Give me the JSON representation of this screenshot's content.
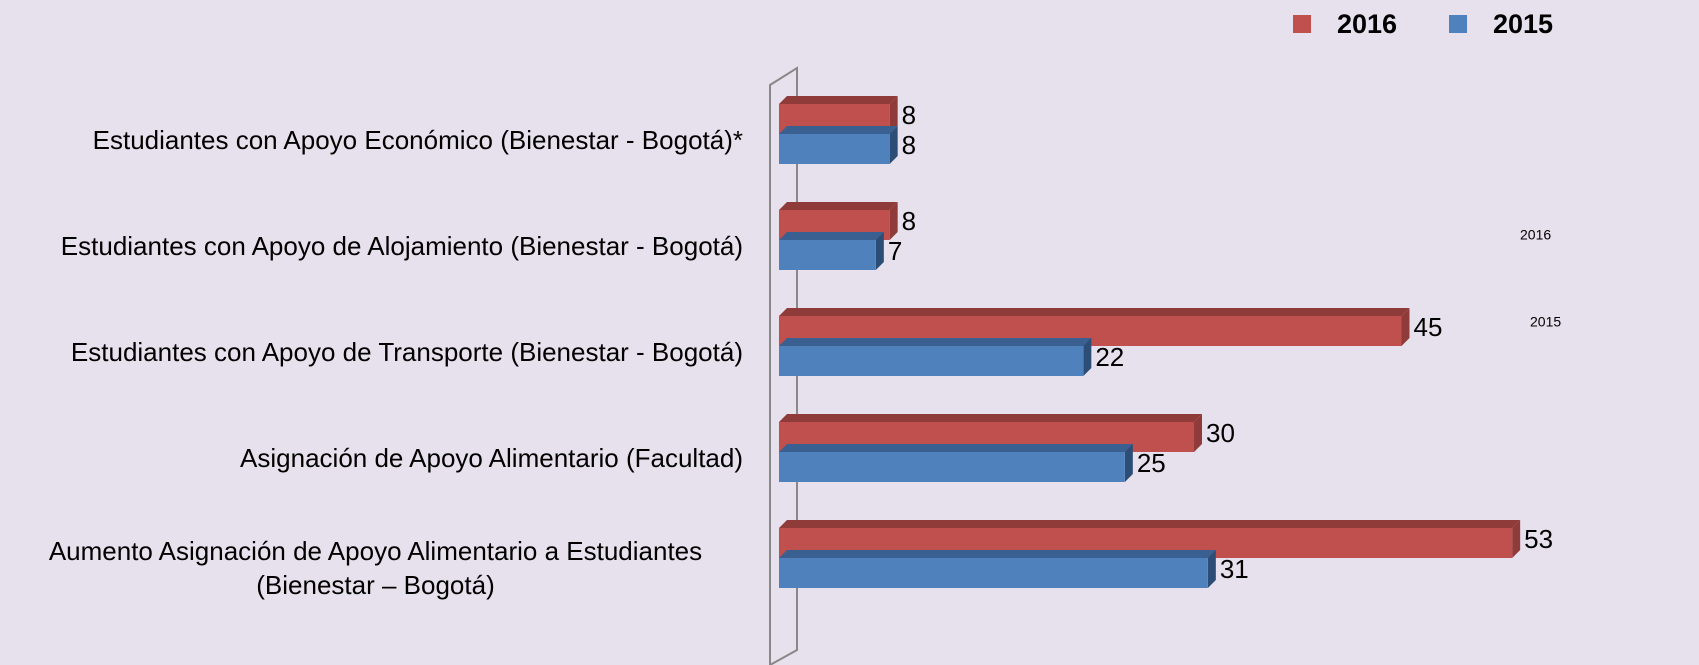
{
  "chart_data": {
    "type": "bar3d_horizontal",
    "categories": [
      "Estudiantes con Apoyo Económico (Bienestar - Bogotá)*",
      "Estudiantes con Apoyo de Alojamiento (Bienestar - Bogotá)",
      "Estudiantes con Apoyo de Transporte (Bienestar - Bogotá)",
      "Asignación de Apoyo Alimentario (Facultad)",
      "Aumento Asignación de Apoyo Alimentario a Estudiantes (Bienestar – Bogotá)"
    ],
    "series": [
      {
        "name": "2016",
        "color": "#c0504d",
        "top": "#8e3b39",
        "side": "#8e3b39",
        "values": [
          8,
          8,
          45,
          30,
          53
        ]
      },
      {
        "name": "2015",
        "color": "#4f81bd",
        "top": "#3a6091",
        "side": "#2c4d75",
        "values": [
          8,
          7,
          22,
          25,
          31
        ]
      }
    ],
    "xlim": [
      0,
      60
    ],
    "legend": "top-right"
  }
}
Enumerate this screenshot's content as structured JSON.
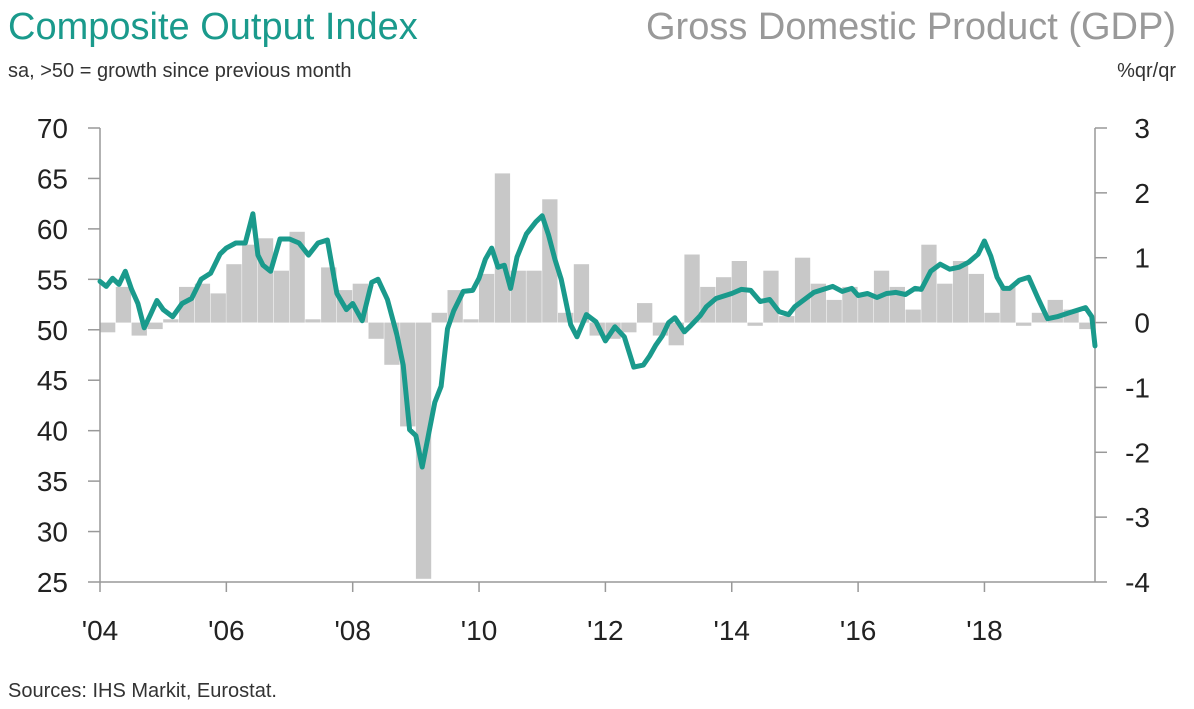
{
  "header": {
    "title_left": "Composite Output Index",
    "subtitle_left": "sa, >50 = growth since previous month",
    "title_right": "Gross Domestic Product (GDP)",
    "subtitle_right": "%qr/qr"
  },
  "footer": {
    "source": "Sources: IHS Markit, Eurostat."
  },
  "colors": {
    "line": "#1a9a8c",
    "bars": "#c8c8c8",
    "axis": "#999999",
    "title_left": "#1a9a8c",
    "title_right": "#999999"
  },
  "chart_data": {
    "type": "bar+line",
    "grid": false,
    "legend": "none",
    "x_tick_labels": [
      "'04",
      "'06",
      "'08",
      "'10",
      "'12",
      "'14",
      "'16",
      "'18"
    ],
    "x_tick_years": [
      2004,
      2006,
      2008,
      2010,
      2012,
      2014,
      2016,
      2018
    ],
    "x_range": [
      2004.0,
      2019.75
    ],
    "left_axis": {
      "ticks": [
        70,
        65,
        60,
        55,
        50,
        45,
        40,
        35,
        30,
        25
      ],
      "range": [
        25,
        70
      ]
    },
    "right_axis": {
      "ticks": [
        "3",
        "2",
        "1",
        "0",
        "-1",
        "-2",
        "-3",
        "-4"
      ],
      "range": [
        -4,
        3
      ]
    },
    "series": [
      {
        "kind": "bars",
        "axis": "right",
        "x": [
          2004.0,
          2004.25,
          2004.5,
          2004.75,
          2005.0,
          2005.25,
          2005.5,
          2005.75,
          2006.0,
          2006.25,
          2006.5,
          2006.75,
          2007.0,
          2007.25,
          2007.5,
          2007.75,
          2008.0,
          2008.25,
          2008.5,
          2008.75,
          2009.0,
          2009.25,
          2009.5,
          2009.75,
          2010.0,
          2010.25,
          2010.5,
          2010.75,
          2011.0,
          2011.25,
          2011.5,
          2011.75,
          2012.0,
          2012.25,
          2012.5,
          2012.75,
          2013.0,
          2013.25,
          2013.5,
          2013.75,
          2014.0,
          2014.25,
          2014.5,
          2014.75,
          2015.0,
          2015.25,
          2015.5,
          2015.75,
          2016.0,
          2016.25,
          2016.5,
          2016.75,
          2017.0,
          2017.25,
          2017.5,
          2017.75,
          2018.0,
          2018.25,
          2018.5,
          2018.75,
          2019.0,
          2019.25,
          2019.5
        ],
        "values": [
          -0.15,
          0.55,
          -0.2,
          -0.1,
          0.05,
          0.55,
          0.6,
          0.45,
          0.9,
          1.2,
          1.3,
          0.8,
          1.4,
          0.05,
          0.85,
          0.5,
          0.6,
          -0.25,
          -0.65,
          -1.6,
          -3.95,
          0.15,
          0.5,
          0.05,
          0.75,
          2.3,
          0.8,
          0.8,
          1.9,
          0.15,
          0.9,
          -0.2,
          -0.25,
          -0.15,
          0.3,
          -0.2,
          -0.35,
          1.05,
          0.55,
          0.7,
          0.95,
          -0.05,
          0.8,
          0.1,
          1.0,
          0.6,
          0.35,
          0.55,
          0.45,
          0.8,
          0.55,
          0.2,
          1.2,
          0.6,
          0.95,
          0.75,
          0.15,
          0.55,
          -0.05,
          0.15,
          0.35,
          0.2,
          -0.1
        ]
      },
      {
        "kind": "line",
        "axis": "left",
        "x": [
          2004.0,
          2004.1,
          2004.2,
          2004.3,
          2004.4,
          2004.5,
          2004.6,
          2004.7,
          2004.8,
          2004.9,
          2005.0,
          2005.15,
          2005.3,
          2005.45,
          2005.6,
          2005.75,
          2005.9,
          2006.0,
          2006.15,
          2006.3,
          2006.42,
          2006.5,
          2006.58,
          2006.7,
          2006.85,
          2007.0,
          2007.15,
          2007.3,
          2007.45,
          2007.6,
          2007.75,
          2007.9,
          2008.0,
          2008.15,
          2008.3,
          2008.4,
          2008.55,
          2008.7,
          2008.8,
          2008.9,
          2009.0,
          2009.1,
          2009.2,
          2009.3,
          2009.4,
          2009.5,
          2009.6,
          2009.75,
          2009.9,
          2010.0,
          2010.1,
          2010.2,
          2010.3,
          2010.4,
          2010.5,
          2010.6,
          2010.75,
          2010.9,
          2011.0,
          2011.1,
          2011.2,
          2011.3,
          2011.45,
          2011.55,
          2011.7,
          2011.85,
          2012.0,
          2012.15,
          2012.3,
          2012.45,
          2012.6,
          2012.7,
          2012.8,
          2012.9,
          2013.0,
          2013.1,
          2013.25,
          2013.35,
          2013.5,
          2013.6,
          2013.75,
          2013.9,
          2014.0,
          2014.15,
          2014.3,
          2014.45,
          2014.6,
          2014.75,
          2014.9,
          2015.0,
          2015.15,
          2015.3,
          2015.45,
          2015.6,
          2015.75,
          2015.9,
          2016.0,
          2016.15,
          2016.3,
          2016.45,
          2016.6,
          2016.75,
          2016.9,
          2017.0,
          2017.15,
          2017.3,
          2017.45,
          2017.6,
          2017.75,
          2017.9,
          2018.0,
          2018.1,
          2018.2,
          2018.3,
          2018.4,
          2018.55,
          2018.7,
          2018.85,
          2019.0,
          2019.15,
          2019.3,
          2019.45,
          2019.6,
          2019.7,
          2019.75
        ],
        "values": [
          54.8,
          54.3,
          55.1,
          54.5,
          55.8,
          54.0,
          52.6,
          50.2,
          51.5,
          52.9,
          52.0,
          51.3,
          52.6,
          53.1,
          55.0,
          55.6,
          57.5,
          58.1,
          58.6,
          58.6,
          61.5,
          57.4,
          56.4,
          55.8,
          59.0,
          59.0,
          58.6,
          57.4,
          58.6,
          58.9,
          53.6,
          52.0,
          52.6,
          50.9,
          54.7,
          55.0,
          53.0,
          49.5,
          46.5,
          40.1,
          39.5,
          36.4,
          39.6,
          42.8,
          44.4,
          50.1,
          51.9,
          53.8,
          53.9,
          55.1,
          57.0,
          58.1,
          56.2,
          56.4,
          54.1,
          57.2,
          59.5,
          60.7,
          61.3,
          59.4,
          57.0,
          55.0,
          50.5,
          49.3,
          51.5,
          50.8,
          48.9,
          50.3,
          49.3,
          46.3,
          46.5,
          47.4,
          48.5,
          49.4,
          50.7,
          51.2,
          49.8,
          50.4,
          51.4,
          52.3,
          53.1,
          53.4,
          53.6,
          54.0,
          53.9,
          52.8,
          53.0,
          51.8,
          51.5,
          52.3,
          53.0,
          53.7,
          54.0,
          54.3,
          53.8,
          54.1,
          53.4,
          53.6,
          53.2,
          53.6,
          53.7,
          53.5,
          54.1,
          54.0,
          55.8,
          56.5,
          56.0,
          56.2,
          56.7,
          57.5,
          58.8,
          57.3,
          55.2,
          54.1,
          54.1,
          54.9,
          55.2,
          53.1,
          51.1,
          51.3,
          51.6,
          51.9,
          52.2,
          51.3,
          48.4
        ]
      }
    ]
  }
}
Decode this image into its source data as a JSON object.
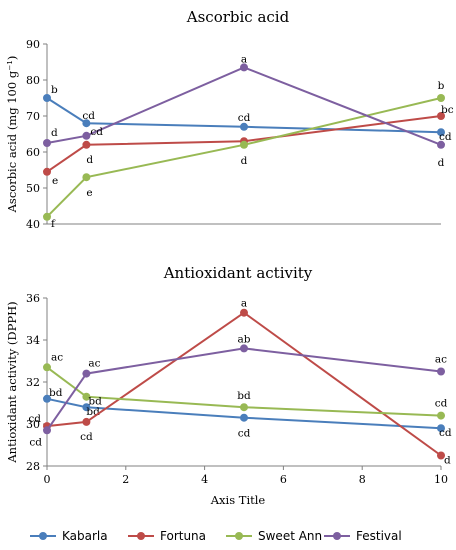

* INSTRUCTIONS FOR THE TASK *
Search the records for the word "source", then list every line that has it.

* EXERCISE RESPONSE *
    "source": "Sources: IHS Markit, Eurostat."
Decode this image into its source data as a JSON object.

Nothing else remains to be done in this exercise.